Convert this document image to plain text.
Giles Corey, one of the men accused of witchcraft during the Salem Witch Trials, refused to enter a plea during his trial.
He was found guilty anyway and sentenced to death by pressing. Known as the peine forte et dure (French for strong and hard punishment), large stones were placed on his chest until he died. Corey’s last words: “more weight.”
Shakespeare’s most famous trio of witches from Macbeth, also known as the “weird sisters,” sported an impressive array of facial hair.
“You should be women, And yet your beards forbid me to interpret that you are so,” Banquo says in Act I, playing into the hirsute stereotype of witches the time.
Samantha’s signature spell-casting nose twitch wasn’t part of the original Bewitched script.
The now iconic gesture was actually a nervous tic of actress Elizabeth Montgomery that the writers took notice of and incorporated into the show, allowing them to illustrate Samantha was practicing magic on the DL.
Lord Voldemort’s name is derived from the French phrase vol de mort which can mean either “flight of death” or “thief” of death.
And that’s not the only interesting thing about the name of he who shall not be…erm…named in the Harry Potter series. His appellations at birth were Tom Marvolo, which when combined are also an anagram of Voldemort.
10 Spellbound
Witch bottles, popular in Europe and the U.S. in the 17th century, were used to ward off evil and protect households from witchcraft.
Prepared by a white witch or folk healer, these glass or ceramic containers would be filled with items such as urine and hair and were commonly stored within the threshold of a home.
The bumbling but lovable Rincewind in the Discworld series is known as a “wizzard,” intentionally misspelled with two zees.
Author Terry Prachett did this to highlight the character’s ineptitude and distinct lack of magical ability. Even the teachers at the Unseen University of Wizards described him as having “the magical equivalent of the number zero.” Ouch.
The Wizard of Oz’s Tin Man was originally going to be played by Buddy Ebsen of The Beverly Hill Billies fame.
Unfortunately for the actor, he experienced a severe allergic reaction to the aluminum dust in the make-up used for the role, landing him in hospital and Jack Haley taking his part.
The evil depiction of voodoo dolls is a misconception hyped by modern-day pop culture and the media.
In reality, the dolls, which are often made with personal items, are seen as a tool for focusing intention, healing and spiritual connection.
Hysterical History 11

---

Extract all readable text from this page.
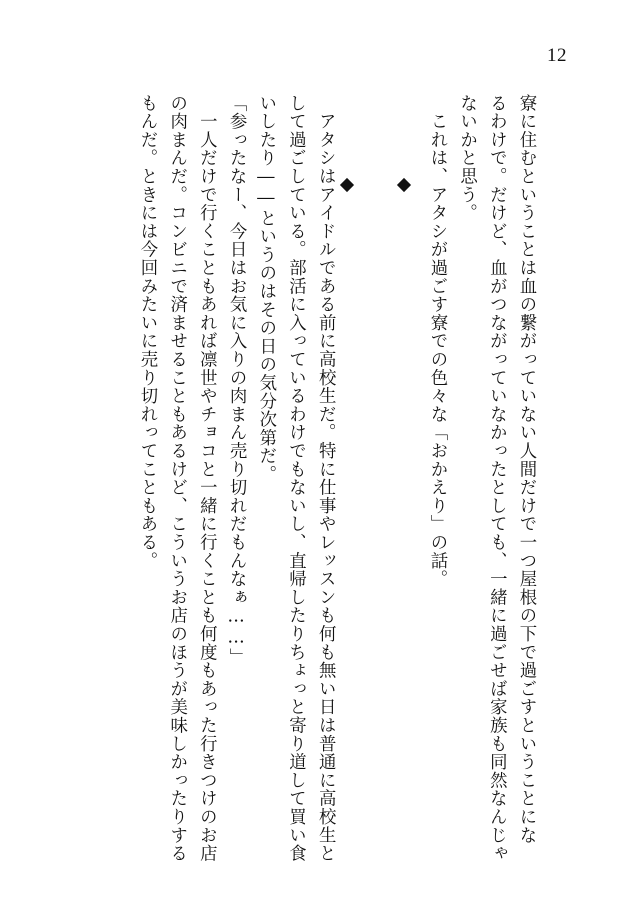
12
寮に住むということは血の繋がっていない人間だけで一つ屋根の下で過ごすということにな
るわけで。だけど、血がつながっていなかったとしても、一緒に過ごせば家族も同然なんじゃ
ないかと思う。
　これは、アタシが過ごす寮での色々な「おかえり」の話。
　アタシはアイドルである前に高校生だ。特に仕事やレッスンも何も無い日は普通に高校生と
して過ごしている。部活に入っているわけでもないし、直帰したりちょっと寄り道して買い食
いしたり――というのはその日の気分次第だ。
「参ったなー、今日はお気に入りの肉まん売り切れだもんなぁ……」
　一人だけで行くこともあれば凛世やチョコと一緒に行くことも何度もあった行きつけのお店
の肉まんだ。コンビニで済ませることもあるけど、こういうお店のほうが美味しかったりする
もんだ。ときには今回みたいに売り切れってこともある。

* * *

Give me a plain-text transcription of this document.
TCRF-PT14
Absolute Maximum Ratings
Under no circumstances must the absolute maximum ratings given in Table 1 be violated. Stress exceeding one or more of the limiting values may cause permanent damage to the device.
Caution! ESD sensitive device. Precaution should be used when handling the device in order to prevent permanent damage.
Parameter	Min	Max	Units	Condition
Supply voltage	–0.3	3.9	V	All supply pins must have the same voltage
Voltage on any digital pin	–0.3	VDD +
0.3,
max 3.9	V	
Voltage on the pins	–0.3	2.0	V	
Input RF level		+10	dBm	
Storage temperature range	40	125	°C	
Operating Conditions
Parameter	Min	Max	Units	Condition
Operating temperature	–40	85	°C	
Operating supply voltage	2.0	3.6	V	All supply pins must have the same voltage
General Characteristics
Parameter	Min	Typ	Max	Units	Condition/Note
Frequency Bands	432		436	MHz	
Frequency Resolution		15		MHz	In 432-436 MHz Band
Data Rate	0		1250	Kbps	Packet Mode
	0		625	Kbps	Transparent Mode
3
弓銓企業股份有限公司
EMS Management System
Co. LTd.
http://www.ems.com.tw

- **AIM**
Tally the lines of the data that contain the string "items" and report the total alone.

- **WRITTEN SOLUTION**
2